Cipto Mangunkusumo
Cipto Mangunkusumo dilahirkan di Desa Pecagakan, Jepara. Ia adalah putera
tertua dan Mangunkusumo, seorang priyayi rendahan dalam struktur
masyarakat Jawa yang bekerja sebagai guru. Meskipun demikian,
Mangunkusumo berhasil menyekolahkan anak-anaknya pada jenjang yang
tinggi. Ketika menempuh pendidikan di STOVIA, Cipto dinilai sebagai pribadi
yang jujur, berpikiran tajam, dan rajin. Para guru menjuluki Cipto sebagai “een
begaald leerling” atau murid yang berbakat. Cipto juga dengan tegas
memperlihatkan sikapnya. Ia membuat tulisan-tulisan pedas mengkritik Belanda
di harian De locomotive dan Bataviaasch Nieuwsblad sejak tahun 1907. Setelah
lulus dari STOVIA, beliau bekerja sebagai dokter pemerintah kolonial Belanda
yang ditugaskan di Demak. Sikapnya yang tetap kritis melalui berbagai tulisan
membuatnya kehilangan pekerjaan.

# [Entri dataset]
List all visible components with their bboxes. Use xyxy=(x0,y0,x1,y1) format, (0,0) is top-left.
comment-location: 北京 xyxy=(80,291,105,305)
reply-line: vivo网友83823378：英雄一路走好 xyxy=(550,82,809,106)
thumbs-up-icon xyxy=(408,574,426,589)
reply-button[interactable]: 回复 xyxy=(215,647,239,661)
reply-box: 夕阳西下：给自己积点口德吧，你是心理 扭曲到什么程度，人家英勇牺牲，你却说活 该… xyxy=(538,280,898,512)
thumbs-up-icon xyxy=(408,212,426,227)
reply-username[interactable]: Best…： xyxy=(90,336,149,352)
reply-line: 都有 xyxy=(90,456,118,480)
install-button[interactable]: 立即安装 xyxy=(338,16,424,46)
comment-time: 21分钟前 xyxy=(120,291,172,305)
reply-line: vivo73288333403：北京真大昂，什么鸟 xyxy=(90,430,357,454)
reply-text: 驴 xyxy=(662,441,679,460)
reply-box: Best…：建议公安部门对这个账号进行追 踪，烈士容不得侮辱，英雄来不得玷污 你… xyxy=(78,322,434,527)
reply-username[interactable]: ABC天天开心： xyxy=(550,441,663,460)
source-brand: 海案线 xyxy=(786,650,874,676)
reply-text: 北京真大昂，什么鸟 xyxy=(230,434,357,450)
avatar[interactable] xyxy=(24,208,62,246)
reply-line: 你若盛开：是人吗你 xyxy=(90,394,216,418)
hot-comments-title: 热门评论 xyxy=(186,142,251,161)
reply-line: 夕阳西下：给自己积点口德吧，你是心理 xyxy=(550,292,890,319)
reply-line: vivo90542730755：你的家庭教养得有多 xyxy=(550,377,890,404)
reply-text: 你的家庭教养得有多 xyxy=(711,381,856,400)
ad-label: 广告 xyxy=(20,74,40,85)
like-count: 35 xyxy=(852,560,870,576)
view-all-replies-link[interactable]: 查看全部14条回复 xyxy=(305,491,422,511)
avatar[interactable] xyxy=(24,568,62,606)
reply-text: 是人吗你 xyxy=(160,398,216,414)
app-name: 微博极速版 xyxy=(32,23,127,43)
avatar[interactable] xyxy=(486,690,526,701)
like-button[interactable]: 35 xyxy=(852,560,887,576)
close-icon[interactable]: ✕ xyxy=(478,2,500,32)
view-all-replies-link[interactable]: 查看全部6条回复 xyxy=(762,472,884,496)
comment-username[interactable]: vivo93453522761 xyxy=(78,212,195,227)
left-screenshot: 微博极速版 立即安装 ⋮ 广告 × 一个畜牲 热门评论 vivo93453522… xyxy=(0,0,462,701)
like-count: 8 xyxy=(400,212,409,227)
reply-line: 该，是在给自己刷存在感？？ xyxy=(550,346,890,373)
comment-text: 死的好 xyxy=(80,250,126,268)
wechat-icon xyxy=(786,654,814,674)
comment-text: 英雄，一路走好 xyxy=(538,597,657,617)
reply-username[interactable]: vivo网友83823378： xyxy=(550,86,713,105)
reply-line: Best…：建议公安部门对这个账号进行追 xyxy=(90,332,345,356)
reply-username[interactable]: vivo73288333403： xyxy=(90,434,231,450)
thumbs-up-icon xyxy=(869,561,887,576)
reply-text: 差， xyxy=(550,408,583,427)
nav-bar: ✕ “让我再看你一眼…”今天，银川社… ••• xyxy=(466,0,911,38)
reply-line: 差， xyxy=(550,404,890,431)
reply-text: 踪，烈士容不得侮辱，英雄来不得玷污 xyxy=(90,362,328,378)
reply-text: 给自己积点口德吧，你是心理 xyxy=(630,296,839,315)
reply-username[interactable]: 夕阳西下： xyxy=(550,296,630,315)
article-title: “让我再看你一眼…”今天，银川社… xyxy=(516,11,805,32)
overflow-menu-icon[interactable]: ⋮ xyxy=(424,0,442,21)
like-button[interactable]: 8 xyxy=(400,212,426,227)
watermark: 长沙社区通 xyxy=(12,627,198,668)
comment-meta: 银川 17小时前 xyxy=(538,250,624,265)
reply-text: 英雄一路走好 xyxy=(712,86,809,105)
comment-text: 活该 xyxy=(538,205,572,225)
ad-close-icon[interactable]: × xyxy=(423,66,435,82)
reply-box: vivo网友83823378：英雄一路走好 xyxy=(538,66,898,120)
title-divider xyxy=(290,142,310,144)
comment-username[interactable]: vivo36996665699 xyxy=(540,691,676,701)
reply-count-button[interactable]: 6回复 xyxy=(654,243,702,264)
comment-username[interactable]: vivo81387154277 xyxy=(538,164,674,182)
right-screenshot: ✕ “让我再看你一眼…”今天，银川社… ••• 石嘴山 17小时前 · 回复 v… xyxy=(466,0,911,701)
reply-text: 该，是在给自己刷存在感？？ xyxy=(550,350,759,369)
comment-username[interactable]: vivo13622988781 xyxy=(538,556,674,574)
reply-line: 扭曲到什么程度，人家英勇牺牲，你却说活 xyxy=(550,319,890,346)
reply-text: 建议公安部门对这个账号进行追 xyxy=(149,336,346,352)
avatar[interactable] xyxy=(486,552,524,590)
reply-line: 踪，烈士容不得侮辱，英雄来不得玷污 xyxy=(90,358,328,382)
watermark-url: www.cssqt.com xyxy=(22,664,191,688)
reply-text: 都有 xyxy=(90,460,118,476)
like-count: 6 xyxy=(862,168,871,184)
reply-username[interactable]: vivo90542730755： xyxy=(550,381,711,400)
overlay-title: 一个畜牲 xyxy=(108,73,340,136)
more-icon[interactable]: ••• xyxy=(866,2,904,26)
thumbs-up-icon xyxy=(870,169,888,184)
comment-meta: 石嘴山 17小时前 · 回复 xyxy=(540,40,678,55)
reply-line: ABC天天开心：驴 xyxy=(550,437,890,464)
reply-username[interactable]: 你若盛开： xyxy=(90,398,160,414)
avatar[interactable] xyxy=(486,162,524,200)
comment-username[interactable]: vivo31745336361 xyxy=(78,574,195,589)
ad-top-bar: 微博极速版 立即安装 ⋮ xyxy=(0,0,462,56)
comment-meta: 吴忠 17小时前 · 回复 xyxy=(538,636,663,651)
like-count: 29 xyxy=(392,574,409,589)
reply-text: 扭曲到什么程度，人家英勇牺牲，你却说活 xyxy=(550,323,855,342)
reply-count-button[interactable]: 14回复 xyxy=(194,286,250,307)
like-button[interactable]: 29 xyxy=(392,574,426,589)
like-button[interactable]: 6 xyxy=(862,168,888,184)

# [Tugas Wajib]
**A)** Menurut teks tentang Cipto Mangunkusumo, apa yang membuatnya kehilangan pekerjaan sebagai dokter pemerintah kolonial Belanda di Demak? Jelaskan dalam satu sampai tiga kalimat.
**B)** Tolong lanjutkan teks tentang Cipto Mangunkusumo, dimulai sesudah kalimat terakhirnya.

# [Jawaban]
**A)** Cipto kehilangan pekerjaannya karena ia tetap bersikap kritis melalui berbagai tulisan. Sejak tahun 1907 ia sudah menulis kritik pedas terhadap Belanda di harian De Locomotive dan Bataviaasch Nieuwsblad.

**B)**
Aksi Komite Bumi Putera mencapai puncaknya pada 19 Juli 1913, ketika harian
De Express menerbitkan artikel Suwardi Suryaningrat yang berjudul “Ais ik
Nederlands Was” (Andaikan Saya Seorang Belanda). Cipto kemudian menulis
artikel yang mendukung Suwardi keesokan harinya. Akibatnya, 30 Juli 1913
Cipto Mangunkusumo dan Suwardi dipenjara. Melihat kedua rekannya
dipenjara, Douwes Dekker menulis artikel di De Express yang menyatakan
bahwa keduanya adalah pahlawan. Pada 18 Agustus 1913, Cipto
Mangunkusumo bersama Suwardi Suryaningrat dan Douwes Dekker dibuang ke
Belanda.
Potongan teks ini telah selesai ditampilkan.